***** MATERIAL PROVIDED

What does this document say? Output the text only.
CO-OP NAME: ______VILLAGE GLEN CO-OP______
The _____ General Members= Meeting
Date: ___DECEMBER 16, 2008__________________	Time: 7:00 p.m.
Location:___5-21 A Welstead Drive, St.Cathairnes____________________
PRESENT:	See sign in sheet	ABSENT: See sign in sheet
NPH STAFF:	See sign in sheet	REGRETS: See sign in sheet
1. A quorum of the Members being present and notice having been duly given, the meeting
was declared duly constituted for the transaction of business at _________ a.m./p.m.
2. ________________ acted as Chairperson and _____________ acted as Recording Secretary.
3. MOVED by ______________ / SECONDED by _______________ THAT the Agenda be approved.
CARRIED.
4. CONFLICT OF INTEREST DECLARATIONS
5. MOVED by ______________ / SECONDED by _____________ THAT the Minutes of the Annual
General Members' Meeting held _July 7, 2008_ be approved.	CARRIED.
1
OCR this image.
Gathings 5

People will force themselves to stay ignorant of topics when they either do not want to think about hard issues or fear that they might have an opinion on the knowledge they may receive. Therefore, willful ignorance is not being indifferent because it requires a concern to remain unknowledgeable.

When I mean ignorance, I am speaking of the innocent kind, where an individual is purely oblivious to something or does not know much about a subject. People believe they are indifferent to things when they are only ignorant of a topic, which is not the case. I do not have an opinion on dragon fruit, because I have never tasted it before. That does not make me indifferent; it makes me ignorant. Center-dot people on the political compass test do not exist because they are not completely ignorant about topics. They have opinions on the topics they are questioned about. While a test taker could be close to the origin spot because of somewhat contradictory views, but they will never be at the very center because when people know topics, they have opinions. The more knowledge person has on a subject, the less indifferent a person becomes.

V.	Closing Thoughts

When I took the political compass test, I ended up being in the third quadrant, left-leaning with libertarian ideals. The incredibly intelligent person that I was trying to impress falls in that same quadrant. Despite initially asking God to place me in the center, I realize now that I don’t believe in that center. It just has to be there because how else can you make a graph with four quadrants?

**********

- **WHAT THE EXERCISE ASKS**: Quote every record above exactly.

- **FINAL ANSWER**:
What does this document say? Output the text only.
CO-OP NAME: ______VILLAGE GLEN CO-OP______
The _____ General Members= Meeting
Date: ___DECEMBER 16, 2008__________________	Time: 7:00 p.m.
Location:___5-21 A Welstead Drive, St.Cathairnes____________________
PRESENT:	See sign in sheet	ABSENT: See sign in sheet
NPH STAFF:	See sign in sheet	REGRETS: See sign in sheet
1. A quorum of the Members being present and notice having been duly given, the meeting
was declared duly constituted for the transaction of business at _________ a.m./p.m.
2. ________________ acted as Chairperson and _____________ acted as Recording Secretary.
3. MOVED by ______________ / SECONDED by _______________ THAT the Agenda be approved.
CARRIED.
4. CONFLICT OF INTEREST DECLARATIONS
5. MOVED by ______________ / SECONDED by _____________ THAT the Minutes of the Annual
General Members' Meeting held _July 7, 2008_ be approved.	CARRIED.
1
OCR this image.
Gathings 5

People will force themselves to stay ignorant of topics when they either do not want to think about hard issues or fear that they might have an opinion on the knowledge they may receive. Therefore, willful ignorance is not being indifferent because it requires a concern to remain unknowledgeable.

When I mean ignorance, I am speaking of the innocent kind, where an individual is purely oblivious to something or does not know much about a subject. People believe they are indifferent to things when they are only ignorant of a topic, which is not the case. I do not have an opinion on dragon fruit, because I have never tasted it before. That does not make me indifferent; it makes me ignorant. Center-dot people on the political compass test do not exist because they are not completely ignorant about topics. They have opinions on the topics they are questioned about. While a test taker could be close to the origin spot because of somewhat contradictory views, but they will never be at the very center because when people know topics, they have opinions. The more knowledge person has on a subject, the less indifferent a person becomes.

V.	Closing Thoughts

When I took the political compass test, I ended up being in the third quadrant, left-leaning with libertarian ideals. The incredibly intelligent person that I was trying to impress falls in that same quadrant. Despite initially asking God to place me in the center, I realize now that I don’t believe in that center. It just has to be there because how else can you make a graph with four quadrants?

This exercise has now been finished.